[Saved data entries]
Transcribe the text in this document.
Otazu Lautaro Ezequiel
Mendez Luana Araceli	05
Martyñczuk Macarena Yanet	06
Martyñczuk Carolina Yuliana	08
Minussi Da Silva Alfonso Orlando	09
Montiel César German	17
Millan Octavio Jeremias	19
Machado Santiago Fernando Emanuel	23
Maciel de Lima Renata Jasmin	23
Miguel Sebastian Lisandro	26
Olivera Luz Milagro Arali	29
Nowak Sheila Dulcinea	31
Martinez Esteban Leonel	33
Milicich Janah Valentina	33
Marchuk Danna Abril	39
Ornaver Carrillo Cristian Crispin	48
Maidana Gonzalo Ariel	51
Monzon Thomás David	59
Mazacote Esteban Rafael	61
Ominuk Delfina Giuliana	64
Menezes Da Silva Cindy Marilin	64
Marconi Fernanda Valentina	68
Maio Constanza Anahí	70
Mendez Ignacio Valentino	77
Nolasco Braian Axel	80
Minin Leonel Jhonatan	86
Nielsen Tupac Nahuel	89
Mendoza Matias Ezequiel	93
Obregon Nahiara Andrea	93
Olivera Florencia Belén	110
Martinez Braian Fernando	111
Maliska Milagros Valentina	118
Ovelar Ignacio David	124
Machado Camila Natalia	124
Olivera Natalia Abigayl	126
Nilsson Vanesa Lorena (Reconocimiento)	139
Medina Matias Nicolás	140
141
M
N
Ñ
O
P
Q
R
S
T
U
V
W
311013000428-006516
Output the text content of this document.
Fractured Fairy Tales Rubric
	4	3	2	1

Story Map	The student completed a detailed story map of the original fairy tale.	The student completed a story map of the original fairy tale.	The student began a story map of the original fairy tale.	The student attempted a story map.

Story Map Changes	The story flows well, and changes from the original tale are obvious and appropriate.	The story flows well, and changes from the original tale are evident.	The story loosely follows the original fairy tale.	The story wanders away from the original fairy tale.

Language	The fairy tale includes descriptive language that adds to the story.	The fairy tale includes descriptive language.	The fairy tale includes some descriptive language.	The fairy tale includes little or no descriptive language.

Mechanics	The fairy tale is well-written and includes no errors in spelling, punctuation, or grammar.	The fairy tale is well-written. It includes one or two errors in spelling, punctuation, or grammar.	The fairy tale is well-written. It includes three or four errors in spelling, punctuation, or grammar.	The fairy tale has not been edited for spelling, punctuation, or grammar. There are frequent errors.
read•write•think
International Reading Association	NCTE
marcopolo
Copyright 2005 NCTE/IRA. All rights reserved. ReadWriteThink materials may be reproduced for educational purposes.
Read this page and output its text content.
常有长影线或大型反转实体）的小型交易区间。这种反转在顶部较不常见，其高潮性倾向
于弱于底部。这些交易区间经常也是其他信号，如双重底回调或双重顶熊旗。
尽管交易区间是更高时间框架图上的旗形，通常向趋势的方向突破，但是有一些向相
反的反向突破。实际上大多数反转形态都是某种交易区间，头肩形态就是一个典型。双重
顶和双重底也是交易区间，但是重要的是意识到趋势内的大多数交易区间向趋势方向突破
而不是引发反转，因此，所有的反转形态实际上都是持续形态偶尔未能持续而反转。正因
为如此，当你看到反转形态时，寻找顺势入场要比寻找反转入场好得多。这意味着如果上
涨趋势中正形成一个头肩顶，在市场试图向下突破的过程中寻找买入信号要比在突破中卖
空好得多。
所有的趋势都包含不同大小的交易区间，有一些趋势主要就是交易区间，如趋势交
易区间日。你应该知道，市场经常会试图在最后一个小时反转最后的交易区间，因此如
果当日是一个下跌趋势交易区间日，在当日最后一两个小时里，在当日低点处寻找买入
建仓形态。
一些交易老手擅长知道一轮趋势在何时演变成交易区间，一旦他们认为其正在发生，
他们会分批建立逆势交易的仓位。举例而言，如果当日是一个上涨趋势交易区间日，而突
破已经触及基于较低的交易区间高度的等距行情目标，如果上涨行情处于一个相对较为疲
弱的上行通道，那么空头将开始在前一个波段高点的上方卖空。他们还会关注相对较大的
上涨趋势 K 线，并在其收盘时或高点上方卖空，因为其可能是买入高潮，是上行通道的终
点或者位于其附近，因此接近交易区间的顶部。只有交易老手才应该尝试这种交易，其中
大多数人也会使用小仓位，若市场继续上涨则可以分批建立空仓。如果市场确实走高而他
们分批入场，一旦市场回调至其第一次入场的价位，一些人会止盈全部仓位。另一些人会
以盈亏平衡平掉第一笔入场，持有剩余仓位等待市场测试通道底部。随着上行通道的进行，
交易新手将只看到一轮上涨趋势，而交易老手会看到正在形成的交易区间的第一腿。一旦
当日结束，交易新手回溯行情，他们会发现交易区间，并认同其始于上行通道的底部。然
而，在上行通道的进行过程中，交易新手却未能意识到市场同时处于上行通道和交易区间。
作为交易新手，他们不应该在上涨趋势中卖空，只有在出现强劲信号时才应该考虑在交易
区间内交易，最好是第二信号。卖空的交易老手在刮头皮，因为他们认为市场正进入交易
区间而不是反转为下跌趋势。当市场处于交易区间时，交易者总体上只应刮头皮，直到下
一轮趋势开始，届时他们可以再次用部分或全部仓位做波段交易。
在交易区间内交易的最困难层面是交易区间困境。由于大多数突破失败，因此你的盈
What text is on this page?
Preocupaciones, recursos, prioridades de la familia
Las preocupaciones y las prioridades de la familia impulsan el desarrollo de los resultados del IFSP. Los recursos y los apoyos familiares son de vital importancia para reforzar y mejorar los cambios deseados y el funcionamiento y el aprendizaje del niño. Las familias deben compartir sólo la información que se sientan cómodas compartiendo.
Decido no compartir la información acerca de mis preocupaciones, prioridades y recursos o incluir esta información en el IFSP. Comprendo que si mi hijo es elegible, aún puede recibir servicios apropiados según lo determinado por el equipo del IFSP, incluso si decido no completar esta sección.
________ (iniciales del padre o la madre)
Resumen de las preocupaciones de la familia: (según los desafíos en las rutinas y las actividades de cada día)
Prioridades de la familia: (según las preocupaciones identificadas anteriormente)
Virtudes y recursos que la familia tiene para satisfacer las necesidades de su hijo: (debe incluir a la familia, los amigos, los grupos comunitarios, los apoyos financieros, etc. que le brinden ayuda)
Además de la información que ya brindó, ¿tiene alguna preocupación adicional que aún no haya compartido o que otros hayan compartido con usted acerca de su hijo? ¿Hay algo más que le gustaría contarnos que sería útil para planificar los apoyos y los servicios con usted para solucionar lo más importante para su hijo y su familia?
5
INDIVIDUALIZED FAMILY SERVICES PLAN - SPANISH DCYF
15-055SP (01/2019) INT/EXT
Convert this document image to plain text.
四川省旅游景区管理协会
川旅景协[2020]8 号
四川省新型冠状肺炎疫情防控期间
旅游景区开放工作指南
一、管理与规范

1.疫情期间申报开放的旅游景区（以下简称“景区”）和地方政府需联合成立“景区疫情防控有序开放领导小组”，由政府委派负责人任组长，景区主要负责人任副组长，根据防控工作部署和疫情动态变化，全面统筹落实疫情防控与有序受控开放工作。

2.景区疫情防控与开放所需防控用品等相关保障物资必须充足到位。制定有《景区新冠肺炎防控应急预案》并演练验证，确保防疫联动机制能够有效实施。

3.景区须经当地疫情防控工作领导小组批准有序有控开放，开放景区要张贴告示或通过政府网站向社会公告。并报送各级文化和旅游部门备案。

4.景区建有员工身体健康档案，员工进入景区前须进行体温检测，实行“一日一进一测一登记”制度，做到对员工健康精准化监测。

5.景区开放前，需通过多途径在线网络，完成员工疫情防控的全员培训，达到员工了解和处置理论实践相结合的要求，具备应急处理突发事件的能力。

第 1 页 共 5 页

**WORK INSTRUCTIONS**
Go through the material above line by line and copy it exactly.

**COMPLETED TASK**
Transcribe the text in this document.
Otazu Lautaro Ezequiel
Mendez Luana Araceli	05
Martyñczuk Macarena Yanet	06
Martyñczuk Carolina Yuliana	08
Minussi Da Silva Alfonso Orlando	09
Montiel César German	17
Millan Octavio Jeremias	19
Machado Santiago Fernando Emanuel	23
Maciel de Lima Renata Jasmin	23
Miguel Sebastian Lisandro	26
Olivera Luz Milagro Arali	29
Nowak Sheila Dulcinea	31
Martinez Esteban Leonel	33
Milicich Janah Valentina	33
Marchuk Danna Abril	39
Ornaver Carrillo Cristian Crispin	48
Maidana Gonzalo Ariel	51
Monzon Thomás David	59
Mazacote Esteban Rafael	61
Ominuk Delfina Giuliana	64
Menezes Da Silva Cindy Marilin	64
Marconi Fernanda Valentina	68
Maio Constanza Anahí	70
Mendez Ignacio Valentino	77
Nolasco Braian Axel	80
Minin Leonel Jhonatan	86
Nielsen Tupac Nahuel	89
Mendoza Matias Ezequiel	93
Obregon Nahiara Andrea	93
Olivera Florencia Belén	110
Martinez Braian Fernando	111
Maliska Milagros Valentina	118
Ovelar Ignacio David	124
Machado Camila Natalia	124
Olivera Natalia Abigayl	126
Nilsson Vanesa Lorena (Reconocimiento)	139
Medina Matias Nicolás	140
141
M
N
Ñ
O
P
Q
R
S
T
U
V
W
311013000428-006516
Output the text content of this document.
Fractured Fairy Tales Rubric
	4	3	2	1

Story Map	The student completed a detailed story map of the original fairy tale.	The student completed a story map of the original fairy tale.	The student began a story map of the original fairy tale.	The student attempted a story map.

Story Map Changes	The story flows well, and changes from the original tale are obvious and appropriate.	The story flows well, and changes from the original tale are evident.	The story loosely follows the original fairy tale.	The story wanders away from the original fairy tale.

Language	The fairy tale includes descriptive language that adds to the story.	The fairy tale includes descriptive language.	The fairy tale includes some descriptive language.	The fairy tale includes little or no descriptive language.

Mechanics	The fairy tale is well-written and includes no errors in spelling, punctuation, or grammar.	The fairy tale is well-written. It includes one or two errors in spelling, punctuation, or grammar.	The fairy tale is well-written. It includes three or four errors in spelling, punctuation, or grammar.	The fairy tale has not been edited for spelling, punctuation, or grammar. There are frequent errors.
read•write•think
International Reading Association	NCTE
marcopolo
Copyright 2005 NCTE/IRA. All rights reserved. ReadWriteThink materials may be reproduced for educational purposes.
Read this page and output its text content.
常有长影线或大型反转实体）的小型交易区间。这种反转在顶部较不常见，其高潮性倾向
于弱于底部。这些交易区间经常也是其他信号，如双重底回调或双重顶熊旗。
尽管交易区间是更高时间框架图上的旗形，通常向趋势的方向突破，但是有一些向相
反的反向突破。实际上大多数反转形态都是某种交易区间，头肩形态就是一个典型。双重
顶和双重底也是交易区间，但是重要的是意识到趋势内的大多数交易区间向趋势方向突破
而不是引发反转，因此，所有的反转形态实际上都是持续形态偶尔未能持续而反转。正因
为如此，当你看到反转形态时，寻找顺势入场要比寻找反转入场好得多。这意味着如果上
涨趋势中正形成一个头肩顶，在市场试图向下突破的过程中寻找买入信号要比在突破中卖
空好得多。
所有的趋势都包含不同大小的交易区间，有一些趋势主要就是交易区间，如趋势交
易区间日。你应该知道，市场经常会试图在最后一个小时反转最后的交易区间，因此如
果当日是一个下跌趋势交易区间日，在当日最后一两个小时里，在当日低点处寻找买入
建仓形态。
一些交易老手擅长知道一轮趋势在何时演变成交易区间，一旦他们认为其正在发生，
他们会分批建立逆势交易的仓位。举例而言，如果当日是一个上涨趋势交易区间日，而突
破已经触及基于较低的交易区间高度的等距行情目标，如果上涨行情处于一个相对较为疲
弱的上行通道，那么空头将开始在前一个波段高点的上方卖空。他们还会关注相对较大的
上涨趋势 K 线，并在其收盘时或高点上方卖空，因为其可能是买入高潮，是上行通道的终
点或者位于其附近，因此接近交易区间的顶部。只有交易老手才应该尝试这种交易，其中
大多数人也会使用小仓位，若市场继续上涨则可以分批建立空仓。如果市场确实走高而他
们分批入场，一旦市场回调至其第一次入场的价位，一些人会止盈全部仓位。另一些人会
以盈亏平衡平掉第一笔入场，持有剩余仓位等待市场测试通道底部。随着上行通道的进行，
交易新手将只看到一轮上涨趋势，而交易老手会看到正在形成的交易区间的第一腿。一旦
当日结束，交易新手回溯行情，他们会发现交易区间，并认同其始于上行通道的底部。然
而，在上行通道的进行过程中，交易新手却未能意识到市场同时处于上行通道和交易区间。
作为交易新手，他们不应该在上涨趋势中卖空，只有在出现强劲信号时才应该考虑在交易
区间内交易，最好是第二信号。卖空的交易老手在刮头皮，因为他们认为市场正进入交易
区间而不是反转为下跌趋势。当市场处于交易区间时，交易者总体上只应刮头皮，直到下
一轮趋势开始，届时他们可以再次用部分或全部仓位做波段交易。
在交易区间内交易的最困难层面是交易区间困境。由于大多数突破失败，因此你的盈
What text is on this page?
Preocupaciones, recursos, prioridades de la familia
Las preocupaciones y las prioridades de la familia impulsan el desarrollo de los resultados del IFSP. Los recursos y los apoyos familiares son de vital importancia para reforzar y mejorar los cambios deseados y el funcionamiento y el aprendizaje del niño. Las familias deben compartir sólo la información que se sientan cómodas compartiendo.
Decido no compartir la información acerca de mis preocupaciones, prioridades y recursos o incluir esta información en el IFSP. Comprendo que si mi hijo es elegible, aún puede recibir servicios apropiados según lo determinado por el equipo del IFSP, incluso si decido no completar esta sección.
________ (iniciales del padre o la madre)
Resumen de las preocupaciones de la familia: (según los desafíos en las rutinas y las actividades de cada día)
Prioridades de la familia: (según las preocupaciones identificadas anteriormente)
Virtudes y recursos que la familia tiene para satisfacer las necesidades de su hijo: (debe incluir a la familia, los amigos, los grupos comunitarios, los apoyos financieros, etc. que le brinden ayuda)
Además de la información que ya brindó, ¿tiene alguna preocupación adicional que aún no haya compartido o que otros hayan compartido con usted acerca de su hijo? ¿Hay algo más que le gustaría contarnos que sería útil para planificar los apoyos y los servicios con usted para solucionar lo más importante para su hijo y su familia?
5
INDIVIDUALIZED FAMILY SERVICES PLAN - SPANISH DCYF
15-055SP (01/2019) INT/EXT
Convert this document image to plain text.
四川省旅游景区管理协会
川旅景协[2020]8 号
四川省新型冠状肺炎疫情防控期间
旅游景区开放工作指南
一、管理与规范

1.疫情期间申报开放的旅游景区（以下简称“景区”）和地方政府需联合成立“景区疫情防控有序开放领导小组”，由政府委派负责人任组长，景区主要负责人任副组长，根据防控工作部署和疫情动态变化，全面统筹落实疫情防控与有序受控开放工作。

2.景区疫情防控与开放所需防控用品等相关保障物资必须充足到位。制定有《景区新冠肺炎防控应急预案》并演练验证，确保防疫联动机制能够有效实施。

3.景区须经当地疫情防控工作领导小组批准有序有控开放，开放景区要张贴告示或通过政府网站向社会公告。并报送各级文化和旅游部门备案。

4.景区建有员工身体健康档案，员工进入景区前须进行体温检测，实行“一日一进一测一登记”制度，做到对员工健康精准化监测。

5.景区开放前，需通过多途径在线网络，完成员工疫情防控的全员培训，达到员工了解和处置理论实践相结合的要求，具备应急处理突发事件的能力。

第 1 页 共 5 页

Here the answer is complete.